Your goal:
Examine the records and identify each line that includes the string "image". Copy those lines.
--- START Source records ---
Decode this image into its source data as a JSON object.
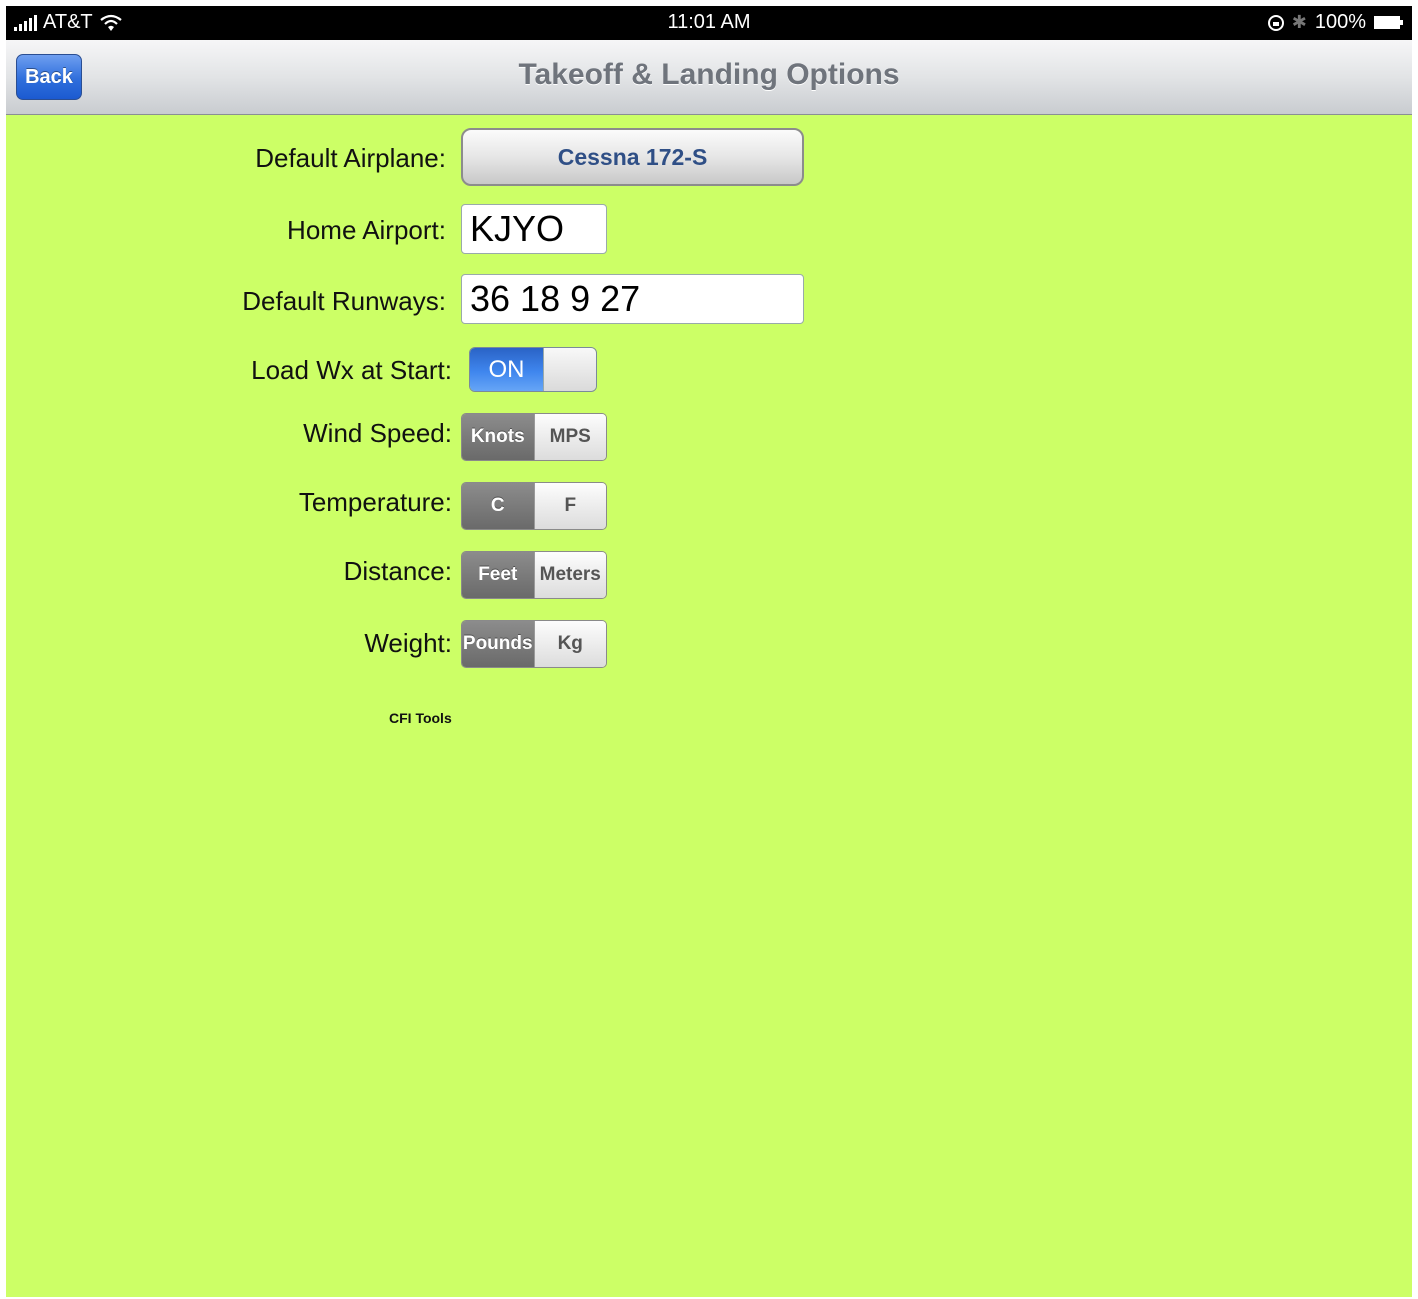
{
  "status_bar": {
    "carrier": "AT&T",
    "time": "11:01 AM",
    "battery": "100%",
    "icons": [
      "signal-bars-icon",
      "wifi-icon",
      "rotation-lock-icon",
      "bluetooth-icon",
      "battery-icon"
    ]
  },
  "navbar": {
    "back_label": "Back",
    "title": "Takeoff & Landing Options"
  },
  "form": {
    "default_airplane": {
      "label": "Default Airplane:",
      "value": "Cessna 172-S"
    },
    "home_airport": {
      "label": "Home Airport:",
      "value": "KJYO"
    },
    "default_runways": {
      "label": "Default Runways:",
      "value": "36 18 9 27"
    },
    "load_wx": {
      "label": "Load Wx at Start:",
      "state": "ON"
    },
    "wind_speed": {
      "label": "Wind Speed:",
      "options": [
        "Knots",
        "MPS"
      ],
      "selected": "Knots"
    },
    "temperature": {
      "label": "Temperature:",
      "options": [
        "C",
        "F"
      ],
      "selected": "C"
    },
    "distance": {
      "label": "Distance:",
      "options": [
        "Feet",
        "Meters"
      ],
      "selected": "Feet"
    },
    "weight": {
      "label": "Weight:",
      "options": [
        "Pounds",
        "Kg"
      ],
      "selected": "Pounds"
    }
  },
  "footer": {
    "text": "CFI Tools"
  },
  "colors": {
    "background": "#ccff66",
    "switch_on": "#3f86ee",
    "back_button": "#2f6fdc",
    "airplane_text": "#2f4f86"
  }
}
--- END Source records ---
--- START Source records ---
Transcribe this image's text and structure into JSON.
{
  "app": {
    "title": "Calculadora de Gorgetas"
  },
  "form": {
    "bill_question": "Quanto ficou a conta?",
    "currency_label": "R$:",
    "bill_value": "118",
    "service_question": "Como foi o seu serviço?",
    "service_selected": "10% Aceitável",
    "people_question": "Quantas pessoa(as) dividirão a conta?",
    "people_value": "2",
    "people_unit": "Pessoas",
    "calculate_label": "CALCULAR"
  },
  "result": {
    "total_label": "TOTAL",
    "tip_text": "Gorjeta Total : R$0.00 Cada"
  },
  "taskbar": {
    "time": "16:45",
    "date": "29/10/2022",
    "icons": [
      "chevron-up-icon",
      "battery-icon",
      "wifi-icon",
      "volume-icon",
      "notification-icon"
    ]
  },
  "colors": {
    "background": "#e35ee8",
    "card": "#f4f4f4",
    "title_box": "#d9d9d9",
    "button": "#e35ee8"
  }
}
--- END Source records ---
Written reply:
Decode this image into its source data as a JSON object.
Transcribe this image's text and structure into JSON.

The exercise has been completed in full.